◆ GIVEN PROBLEM ◆
Reproduce the records that follow in full, excluding any picture they contain.

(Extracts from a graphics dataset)
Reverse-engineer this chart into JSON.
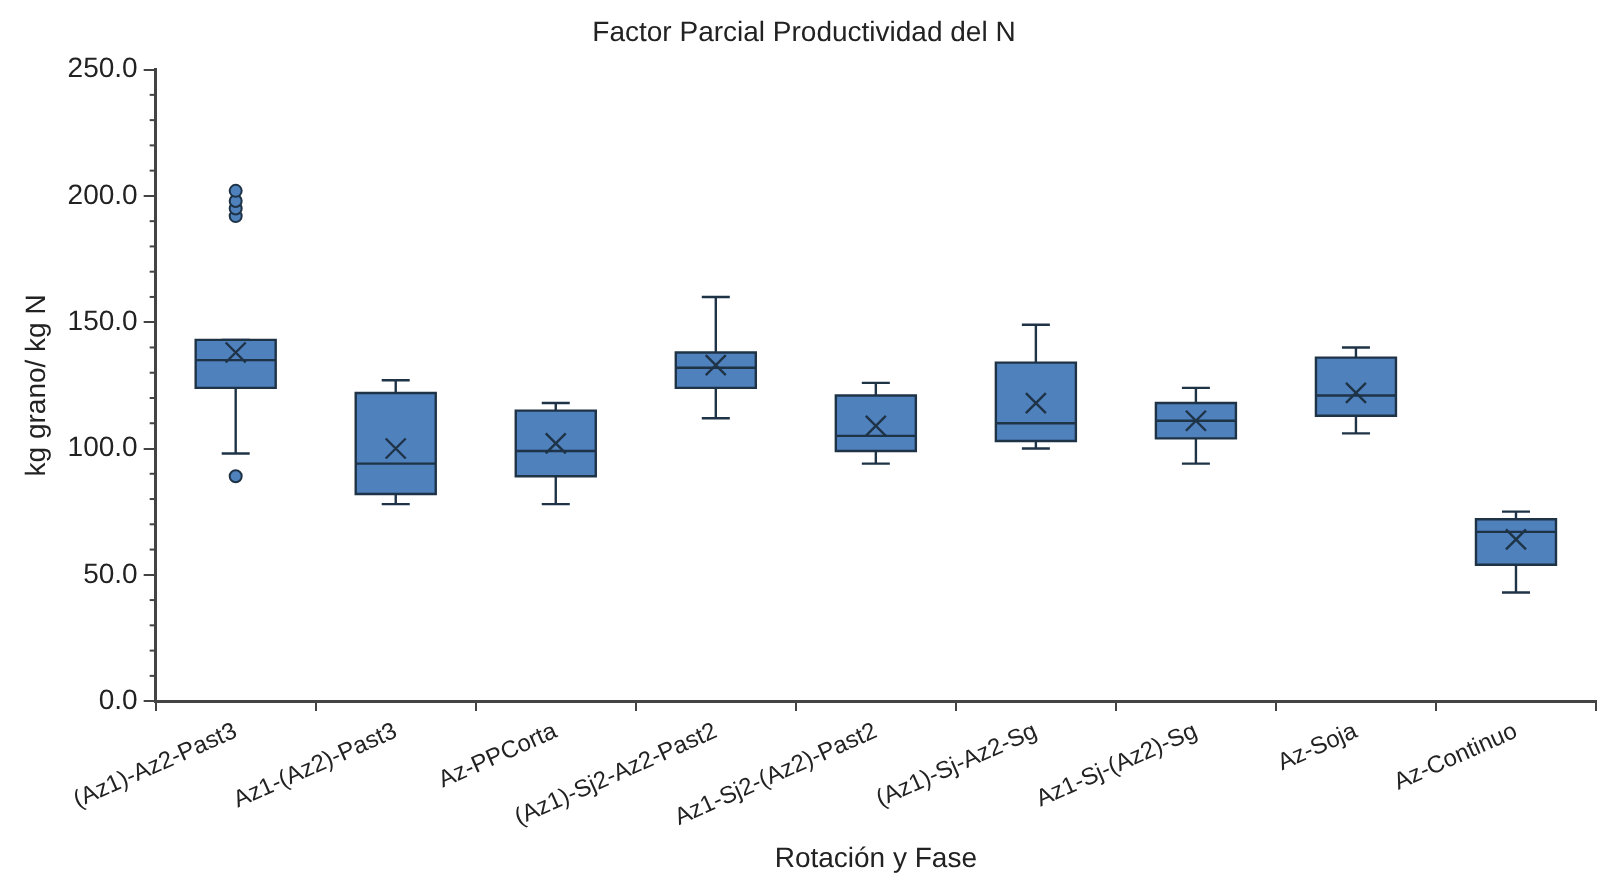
{
  "chart_data": {
    "type": "box",
    "title": "Factor Parcial Productividad del N",
    "xlabel": "Rotación y Fase",
    "ylabel": "kg grano/ kg N",
    "categories": [
      "(Az1)-Az2-Past3",
      "Az1-(Az2)-Past3",
      "Az-PPCorta",
      "(Az1)-Sj2-Az2-Past2",
      "Az1-Sj2-(Az2)-Past2",
      "(Az1)-Sj-Az2-Sg",
      "Az1-Sj-(Az2)-Sg",
      "Az-Soja",
      "Az-Continuo"
    ],
    "color": "#4f81bd",
    "boxes": [
      {
        "low": 98,
        "q1": 124,
        "median": 135,
        "q3": 143,
        "high": 143,
        "mean": 138,
        "outliers": [
          89,
          192,
          195,
          198,
          202
        ]
      },
      {
        "low": 78,
        "q1": 82,
        "median": 94,
        "q3": 122,
        "high": 127,
        "mean": 100
      },
      {
        "low": 78,
        "q1": 89,
        "median": 99,
        "q3": 115,
        "high": 118,
        "mean": 102
      },
      {
        "low": 112,
        "q1": 124,
        "median": 132,
        "q3": 138,
        "high": 160,
        "mean": 133
      },
      {
        "low": 94,
        "q1": 99,
        "median": 105,
        "q3": 121,
        "high": 126,
        "mean": 109
      },
      {
        "low": 100,
        "q1": 103,
        "median": 110,
        "q3": 134,
        "high": 149,
        "mean": 118
      },
      {
        "low": 94,
        "q1": 104,
        "median": 111,
        "q3": 118,
        "high": 124,
        "mean": 111
      },
      {
        "low": 106,
        "q1": 113,
        "median": 121,
        "q3": 136,
        "high": 140,
        "mean": 122
      },
      {
        "low": 43,
        "q1": 54,
        "median": 67,
        "q3": 72,
        "high": 75,
        "mean": 64
      }
    ],
    "ylim": [
      0,
      250
    ],
    "yticks": [
      {
        "value": 0,
        "label": "0.0"
      },
      {
        "value": 50,
        "label": "50.0"
      },
      {
        "value": 100,
        "label": "100.0"
      },
      {
        "value": 150,
        "label": "150.0"
      },
      {
        "value": 200,
        "label": "200.0"
      },
      {
        "value": 250,
        "label": "250.0"
      }
    ],
    "grid": false,
    "legend": false
  }
}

◆ ANSWER FOR THE TASK ◆
Reverse-engineer this chart into JSON.
{
  "chart_data": {
    "type": "box",
    "title": "Factor Parcial Productividad del N",
    "xlabel": "Rotación y Fase",
    "ylabel": "kg grano/ kg N",
    "categories": [
      "(Az1)-Az2-Past3",
      "Az1-(Az2)-Past3",
      "Az-PPCorta",
      "(Az1)-Sj2-Az2-Past2",
      "Az1-Sj2-(Az2)-Past2",
      "(Az1)-Sj-Az2-Sg",
      "Az1-Sj-(Az2)-Sg",
      "Az-Soja",
      "Az-Continuo"
    ],
    "color": "#4f81bd",
    "boxes": [
      {
        "low": 98,
        "q1": 124,
        "median": 135,
        "q3": 143,
        "high": 143,
        "mean": 138,
        "outliers": [
          89,
          192,
          195,
          198,
          202
        ]
      },
      {
        "low": 78,
        "q1": 82,
        "median": 94,
        "q3": 122,
        "high": 127,
        "mean": 100
      },
      {
        "low": 78,
        "q1": 89,
        "median": 99,
        "q3": 115,
        "high": 118,
        "mean": 102
      },
      {
        "low": 112,
        "q1": 124,
        "median": 132,
        "q3": 138,
        "high": 160,
        "mean": 133
      },
      {
        "low": 94,
        "q1": 99,
        "median": 105,
        "q3": 121,
        "high": 126,
        "mean": 109
      },
      {
        "low": 100,
        "q1": 103,
        "median": 110,
        "q3": 134,
        "high": 149,
        "mean": 118
      },
      {
        "low": 94,
        "q1": 104,
        "median": 111,
        "q3": 118,
        "high": 124,
        "mean": 111
      },
      {
        "low": 106,
        "q1": 113,
        "median": 121,
        "q3": 136,
        "high": 140,
        "mean": 122
      },
      {
        "low": 43,
        "q1": 54,
        "median": 67,
        "q3": 72,
        "high": 75,
        "mean": 64
      }
    ],
    "ylim": [
      0,
      250
    ],
    "yticks": [
      {
        "value": 0,
        "label": "0.0"
      },
      {
        "value": 50,
        "label": "50.0"
      },
      {
        "value": 100,
        "label": "100.0"
      },
      {
        "value": 150,
        "label": "150.0"
      },
      {
        "value": 200,
        "label": "200.0"
      },
      {
        "value": 250,
        "label": "250.0"
      }
    ],
    "grid": false,
    "legend": false
  }
}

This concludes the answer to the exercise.